- Task prompt: Copy out all the records exactly.

● ● ● ● ● ● ●

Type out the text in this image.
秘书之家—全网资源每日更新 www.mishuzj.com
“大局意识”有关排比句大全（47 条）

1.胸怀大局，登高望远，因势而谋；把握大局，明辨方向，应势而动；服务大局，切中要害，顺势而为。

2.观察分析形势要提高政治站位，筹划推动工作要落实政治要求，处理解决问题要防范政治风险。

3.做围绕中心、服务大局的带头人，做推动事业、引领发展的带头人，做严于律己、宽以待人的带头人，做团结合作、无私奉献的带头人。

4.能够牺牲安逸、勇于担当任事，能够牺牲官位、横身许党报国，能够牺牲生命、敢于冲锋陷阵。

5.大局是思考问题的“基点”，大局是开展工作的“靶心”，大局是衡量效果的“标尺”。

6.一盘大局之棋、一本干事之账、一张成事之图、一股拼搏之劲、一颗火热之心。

● ● ● ● ● ● ●

- Result:
Type out the text in this image.
秘书之家—全网资源每日更新 www.mishuzj.com
“大局意识”有关排比句大全（47 条）

1.胸怀大局，登高望远，因势而谋；把握大局，明辨方向，应势而动；服务大局，切中要害，顺势而为。

2.观察分析形势要提高政治站位，筹划推动工作要落实政治要求，处理解决问题要防范政治风险。

3.做围绕中心、服务大局的带头人，做推动事业、引领发展的带头人，做严于律己、宽以待人的带头人，做团结合作、无私奉献的带头人。

4.能够牺牲安逸、勇于担当任事，能够牺牲官位、横身许党报国，能够牺牲生命、敢于冲锋陷阵。

5.大局是思考问题的“基点”，大局是开展工作的“靶心”，大局是衡量效果的“标尺”。

6.一盘大局之棋、一本干事之账、一张成事之图、一股拼搏之劲、一颗火热之心。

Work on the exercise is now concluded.